§ TASK GOAL
Tally every line featuring "Year", then give that tally alone.

>> Start

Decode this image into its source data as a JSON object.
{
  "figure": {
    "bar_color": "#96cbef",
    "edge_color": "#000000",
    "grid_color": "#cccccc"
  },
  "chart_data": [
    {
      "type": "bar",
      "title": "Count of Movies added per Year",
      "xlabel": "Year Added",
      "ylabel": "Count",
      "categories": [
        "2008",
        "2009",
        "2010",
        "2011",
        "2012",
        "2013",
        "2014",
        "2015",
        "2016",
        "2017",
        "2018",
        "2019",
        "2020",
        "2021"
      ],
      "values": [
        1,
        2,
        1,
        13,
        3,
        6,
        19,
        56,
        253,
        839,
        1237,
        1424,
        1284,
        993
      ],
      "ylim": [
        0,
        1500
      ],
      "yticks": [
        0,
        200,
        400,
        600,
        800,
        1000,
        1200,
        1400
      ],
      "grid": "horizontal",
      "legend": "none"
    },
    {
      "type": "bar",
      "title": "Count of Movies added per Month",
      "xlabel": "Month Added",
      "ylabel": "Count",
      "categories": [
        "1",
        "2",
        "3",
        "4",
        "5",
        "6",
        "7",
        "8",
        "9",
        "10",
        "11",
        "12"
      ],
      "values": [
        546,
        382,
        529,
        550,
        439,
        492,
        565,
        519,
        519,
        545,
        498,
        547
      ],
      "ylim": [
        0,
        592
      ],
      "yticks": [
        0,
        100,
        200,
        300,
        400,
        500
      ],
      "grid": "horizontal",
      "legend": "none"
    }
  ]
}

>> End

§ SOLUTION TO THIS TASK
2